■ **Objective**: Sort through the entries below and pull out lines containing the word "this".

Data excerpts
----------

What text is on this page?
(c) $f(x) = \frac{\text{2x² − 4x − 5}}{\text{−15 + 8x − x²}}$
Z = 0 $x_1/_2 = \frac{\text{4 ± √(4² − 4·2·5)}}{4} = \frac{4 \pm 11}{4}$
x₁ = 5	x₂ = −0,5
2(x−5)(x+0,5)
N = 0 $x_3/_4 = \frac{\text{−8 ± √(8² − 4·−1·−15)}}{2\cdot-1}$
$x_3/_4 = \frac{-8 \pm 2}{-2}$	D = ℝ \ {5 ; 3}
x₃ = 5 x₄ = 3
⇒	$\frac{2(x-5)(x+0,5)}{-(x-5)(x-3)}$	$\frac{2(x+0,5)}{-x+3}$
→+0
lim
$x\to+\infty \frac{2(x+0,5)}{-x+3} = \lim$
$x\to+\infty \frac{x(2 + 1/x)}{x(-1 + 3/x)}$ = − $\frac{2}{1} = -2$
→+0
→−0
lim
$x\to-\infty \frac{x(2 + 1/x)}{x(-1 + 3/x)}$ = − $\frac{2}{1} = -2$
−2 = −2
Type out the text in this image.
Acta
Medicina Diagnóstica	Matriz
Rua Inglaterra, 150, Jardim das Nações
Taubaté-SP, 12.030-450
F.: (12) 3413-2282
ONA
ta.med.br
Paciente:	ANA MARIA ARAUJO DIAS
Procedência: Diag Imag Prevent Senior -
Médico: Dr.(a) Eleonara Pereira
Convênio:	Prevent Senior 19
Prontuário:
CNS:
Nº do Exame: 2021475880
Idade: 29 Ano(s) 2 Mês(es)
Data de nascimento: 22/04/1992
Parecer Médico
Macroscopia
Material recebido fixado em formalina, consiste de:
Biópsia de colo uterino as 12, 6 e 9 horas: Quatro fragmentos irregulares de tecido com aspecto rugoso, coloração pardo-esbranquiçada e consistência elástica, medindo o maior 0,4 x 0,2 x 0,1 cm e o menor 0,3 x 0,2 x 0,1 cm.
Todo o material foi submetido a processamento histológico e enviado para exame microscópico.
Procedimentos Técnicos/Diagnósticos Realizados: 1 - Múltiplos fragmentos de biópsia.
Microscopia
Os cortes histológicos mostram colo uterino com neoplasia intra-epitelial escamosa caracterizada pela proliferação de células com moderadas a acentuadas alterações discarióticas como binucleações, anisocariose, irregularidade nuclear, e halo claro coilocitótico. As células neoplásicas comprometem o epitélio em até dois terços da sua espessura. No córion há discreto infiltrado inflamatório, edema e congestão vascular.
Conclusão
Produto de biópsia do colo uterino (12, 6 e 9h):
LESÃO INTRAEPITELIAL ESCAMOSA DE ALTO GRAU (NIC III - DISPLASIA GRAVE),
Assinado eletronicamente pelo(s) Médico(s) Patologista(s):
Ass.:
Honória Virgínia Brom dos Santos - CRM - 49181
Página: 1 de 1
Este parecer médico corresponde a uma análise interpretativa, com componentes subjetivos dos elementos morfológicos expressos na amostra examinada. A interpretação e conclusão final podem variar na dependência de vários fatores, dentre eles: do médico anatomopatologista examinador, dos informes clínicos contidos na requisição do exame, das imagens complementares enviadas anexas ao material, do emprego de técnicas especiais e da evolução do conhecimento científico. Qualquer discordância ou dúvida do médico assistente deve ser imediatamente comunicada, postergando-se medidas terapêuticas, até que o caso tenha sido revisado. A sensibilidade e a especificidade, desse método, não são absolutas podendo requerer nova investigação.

----------

■ **Exercise response**:
What text is on this page?
Type out the text in this image.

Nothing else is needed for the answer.